• EXERCISE DESCRIPTION
Work through the data line by line, gathering every line that has the word "name".

[Excerpts from a figure dataset]

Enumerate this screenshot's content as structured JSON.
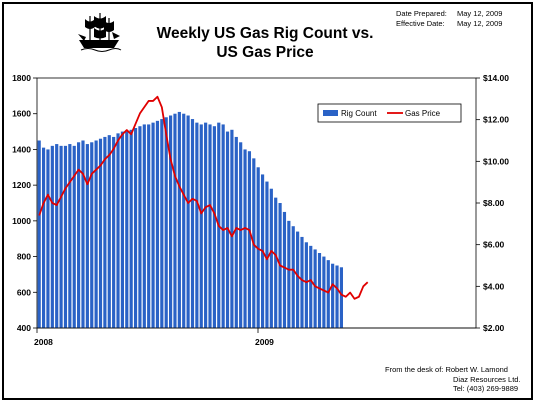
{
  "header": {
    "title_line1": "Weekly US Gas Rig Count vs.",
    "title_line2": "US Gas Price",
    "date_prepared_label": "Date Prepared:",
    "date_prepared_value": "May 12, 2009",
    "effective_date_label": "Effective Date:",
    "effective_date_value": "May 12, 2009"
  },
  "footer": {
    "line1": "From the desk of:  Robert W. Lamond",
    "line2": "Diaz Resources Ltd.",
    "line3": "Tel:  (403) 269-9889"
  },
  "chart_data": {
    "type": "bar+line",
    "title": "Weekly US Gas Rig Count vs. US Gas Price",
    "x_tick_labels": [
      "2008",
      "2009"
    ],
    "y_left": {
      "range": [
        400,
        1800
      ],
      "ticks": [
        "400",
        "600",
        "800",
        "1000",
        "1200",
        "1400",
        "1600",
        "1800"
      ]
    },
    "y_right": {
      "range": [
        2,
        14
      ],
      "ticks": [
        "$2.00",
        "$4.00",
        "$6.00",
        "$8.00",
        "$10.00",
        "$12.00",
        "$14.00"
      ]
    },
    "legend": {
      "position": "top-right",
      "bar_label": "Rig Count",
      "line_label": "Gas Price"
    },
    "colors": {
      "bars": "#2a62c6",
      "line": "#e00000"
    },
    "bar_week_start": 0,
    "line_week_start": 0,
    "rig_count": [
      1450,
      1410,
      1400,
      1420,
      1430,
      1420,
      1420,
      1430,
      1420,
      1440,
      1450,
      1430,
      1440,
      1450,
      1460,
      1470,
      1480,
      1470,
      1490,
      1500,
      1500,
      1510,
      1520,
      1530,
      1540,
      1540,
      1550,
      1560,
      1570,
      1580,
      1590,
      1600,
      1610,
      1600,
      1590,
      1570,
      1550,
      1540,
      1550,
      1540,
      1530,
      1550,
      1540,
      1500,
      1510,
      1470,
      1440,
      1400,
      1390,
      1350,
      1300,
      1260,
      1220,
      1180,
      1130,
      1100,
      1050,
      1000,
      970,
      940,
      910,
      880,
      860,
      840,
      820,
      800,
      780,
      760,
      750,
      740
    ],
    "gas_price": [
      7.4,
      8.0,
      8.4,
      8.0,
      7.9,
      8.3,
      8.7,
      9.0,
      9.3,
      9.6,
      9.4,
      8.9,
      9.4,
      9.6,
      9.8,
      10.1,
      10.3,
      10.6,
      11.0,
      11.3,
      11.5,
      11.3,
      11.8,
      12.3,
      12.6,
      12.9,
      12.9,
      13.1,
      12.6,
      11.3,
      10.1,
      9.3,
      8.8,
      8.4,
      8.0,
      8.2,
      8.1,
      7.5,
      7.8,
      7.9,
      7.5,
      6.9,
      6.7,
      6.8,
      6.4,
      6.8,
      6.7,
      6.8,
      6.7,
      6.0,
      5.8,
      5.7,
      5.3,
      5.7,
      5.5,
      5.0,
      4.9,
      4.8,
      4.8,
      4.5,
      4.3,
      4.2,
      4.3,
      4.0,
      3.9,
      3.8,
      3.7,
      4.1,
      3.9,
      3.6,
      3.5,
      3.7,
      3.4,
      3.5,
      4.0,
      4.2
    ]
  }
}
...
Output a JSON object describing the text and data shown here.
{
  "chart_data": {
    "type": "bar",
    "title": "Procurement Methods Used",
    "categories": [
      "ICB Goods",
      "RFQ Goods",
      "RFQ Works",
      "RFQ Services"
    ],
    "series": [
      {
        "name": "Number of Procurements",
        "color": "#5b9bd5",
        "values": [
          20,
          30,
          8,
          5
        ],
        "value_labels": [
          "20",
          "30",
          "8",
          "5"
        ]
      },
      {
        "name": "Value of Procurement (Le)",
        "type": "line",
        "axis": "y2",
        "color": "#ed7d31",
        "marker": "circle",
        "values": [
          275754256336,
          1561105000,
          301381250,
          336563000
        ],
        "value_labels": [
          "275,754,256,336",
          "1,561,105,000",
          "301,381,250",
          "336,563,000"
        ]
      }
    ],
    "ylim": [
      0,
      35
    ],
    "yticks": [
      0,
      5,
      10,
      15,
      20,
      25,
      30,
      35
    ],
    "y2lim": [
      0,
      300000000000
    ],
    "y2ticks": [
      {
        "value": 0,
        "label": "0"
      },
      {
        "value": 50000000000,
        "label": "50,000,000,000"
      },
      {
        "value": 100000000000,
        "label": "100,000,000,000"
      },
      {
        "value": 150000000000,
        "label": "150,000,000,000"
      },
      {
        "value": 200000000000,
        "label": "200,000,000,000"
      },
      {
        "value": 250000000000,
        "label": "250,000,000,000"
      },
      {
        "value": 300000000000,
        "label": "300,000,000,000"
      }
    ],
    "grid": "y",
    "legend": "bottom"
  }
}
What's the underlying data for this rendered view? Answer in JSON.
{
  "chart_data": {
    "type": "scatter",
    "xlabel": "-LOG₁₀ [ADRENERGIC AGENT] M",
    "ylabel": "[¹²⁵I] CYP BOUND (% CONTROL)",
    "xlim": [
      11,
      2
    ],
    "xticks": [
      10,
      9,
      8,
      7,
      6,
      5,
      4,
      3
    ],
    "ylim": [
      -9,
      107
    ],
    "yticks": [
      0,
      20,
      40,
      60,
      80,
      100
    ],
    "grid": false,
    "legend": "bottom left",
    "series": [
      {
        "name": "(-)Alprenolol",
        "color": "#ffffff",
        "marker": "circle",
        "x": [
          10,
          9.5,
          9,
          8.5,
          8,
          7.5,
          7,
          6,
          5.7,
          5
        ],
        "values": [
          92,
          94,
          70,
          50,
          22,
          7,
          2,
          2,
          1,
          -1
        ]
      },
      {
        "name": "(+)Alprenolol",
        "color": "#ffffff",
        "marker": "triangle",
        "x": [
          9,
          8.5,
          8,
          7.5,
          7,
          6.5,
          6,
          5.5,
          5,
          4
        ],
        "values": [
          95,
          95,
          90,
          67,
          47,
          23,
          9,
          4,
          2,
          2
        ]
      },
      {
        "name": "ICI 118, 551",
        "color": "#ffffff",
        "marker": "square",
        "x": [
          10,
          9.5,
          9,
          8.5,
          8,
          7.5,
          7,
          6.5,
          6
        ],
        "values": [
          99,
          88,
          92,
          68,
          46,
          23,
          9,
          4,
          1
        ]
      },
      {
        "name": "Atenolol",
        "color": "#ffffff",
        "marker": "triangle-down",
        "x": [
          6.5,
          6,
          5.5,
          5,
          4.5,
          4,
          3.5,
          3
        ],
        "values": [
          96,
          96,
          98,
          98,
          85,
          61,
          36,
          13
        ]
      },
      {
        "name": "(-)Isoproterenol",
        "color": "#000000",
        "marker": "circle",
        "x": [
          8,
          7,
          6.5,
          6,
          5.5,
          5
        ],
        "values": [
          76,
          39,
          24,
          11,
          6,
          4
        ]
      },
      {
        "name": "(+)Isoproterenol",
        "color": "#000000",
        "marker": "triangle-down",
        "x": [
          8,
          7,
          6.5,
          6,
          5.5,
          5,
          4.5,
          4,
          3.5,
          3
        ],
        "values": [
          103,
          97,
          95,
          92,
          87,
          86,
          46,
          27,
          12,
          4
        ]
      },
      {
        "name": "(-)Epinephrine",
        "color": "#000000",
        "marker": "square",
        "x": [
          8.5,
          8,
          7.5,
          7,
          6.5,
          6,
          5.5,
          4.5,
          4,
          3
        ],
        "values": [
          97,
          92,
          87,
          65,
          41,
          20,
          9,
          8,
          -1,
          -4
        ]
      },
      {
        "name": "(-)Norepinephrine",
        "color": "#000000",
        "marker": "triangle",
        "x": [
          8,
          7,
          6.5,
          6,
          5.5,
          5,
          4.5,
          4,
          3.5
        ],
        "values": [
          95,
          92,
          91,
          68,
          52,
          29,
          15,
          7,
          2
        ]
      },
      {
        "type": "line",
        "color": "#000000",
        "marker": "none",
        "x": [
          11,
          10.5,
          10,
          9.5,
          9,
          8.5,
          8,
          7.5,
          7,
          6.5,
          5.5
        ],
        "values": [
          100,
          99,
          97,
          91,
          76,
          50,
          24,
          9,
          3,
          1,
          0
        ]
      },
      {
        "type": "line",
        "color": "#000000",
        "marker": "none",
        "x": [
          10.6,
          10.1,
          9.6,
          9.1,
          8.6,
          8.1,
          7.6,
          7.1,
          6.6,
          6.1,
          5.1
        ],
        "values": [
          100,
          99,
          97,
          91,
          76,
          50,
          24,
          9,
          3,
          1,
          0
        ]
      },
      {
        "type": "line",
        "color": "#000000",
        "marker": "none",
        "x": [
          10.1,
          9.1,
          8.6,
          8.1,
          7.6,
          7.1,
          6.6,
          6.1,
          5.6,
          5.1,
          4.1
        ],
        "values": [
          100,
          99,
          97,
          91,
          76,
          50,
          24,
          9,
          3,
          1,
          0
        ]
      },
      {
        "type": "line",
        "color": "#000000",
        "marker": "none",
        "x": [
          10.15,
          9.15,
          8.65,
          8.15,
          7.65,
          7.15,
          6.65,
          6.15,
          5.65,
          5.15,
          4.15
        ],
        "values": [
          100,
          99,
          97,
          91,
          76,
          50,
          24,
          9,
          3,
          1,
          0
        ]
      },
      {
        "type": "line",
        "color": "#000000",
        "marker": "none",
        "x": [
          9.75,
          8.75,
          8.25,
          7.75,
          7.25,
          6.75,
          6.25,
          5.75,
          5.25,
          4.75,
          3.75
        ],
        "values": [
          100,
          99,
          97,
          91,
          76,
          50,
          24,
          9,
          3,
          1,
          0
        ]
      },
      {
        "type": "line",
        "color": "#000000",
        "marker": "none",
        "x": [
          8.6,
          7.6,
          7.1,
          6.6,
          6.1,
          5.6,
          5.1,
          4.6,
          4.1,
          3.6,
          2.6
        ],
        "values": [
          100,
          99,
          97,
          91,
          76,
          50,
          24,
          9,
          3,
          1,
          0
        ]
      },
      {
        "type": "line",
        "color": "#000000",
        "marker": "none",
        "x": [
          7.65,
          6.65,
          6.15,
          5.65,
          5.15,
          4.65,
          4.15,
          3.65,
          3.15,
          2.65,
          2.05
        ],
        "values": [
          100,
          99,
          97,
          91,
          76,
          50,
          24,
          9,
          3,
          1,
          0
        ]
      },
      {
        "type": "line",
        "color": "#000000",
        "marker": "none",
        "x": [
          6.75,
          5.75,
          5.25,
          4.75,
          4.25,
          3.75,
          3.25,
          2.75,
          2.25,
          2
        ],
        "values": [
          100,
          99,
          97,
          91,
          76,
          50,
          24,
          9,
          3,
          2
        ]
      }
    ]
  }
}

• WORKED ANSWER
        "name": "Number of Procurements",
        "name": "Value of Procurement (Le)",
        "name": "(-)Alprenolol",
        "name": "(+)Alprenolol",
        "name": "ICI 118, 551",
        "name": "Atenolol",
        "name": "(-)Isoproterenol",
        "name": "(+)Isoproterenol",
        "name": "(-)Epinephrine",
        "name": "(-)Norepinephrine",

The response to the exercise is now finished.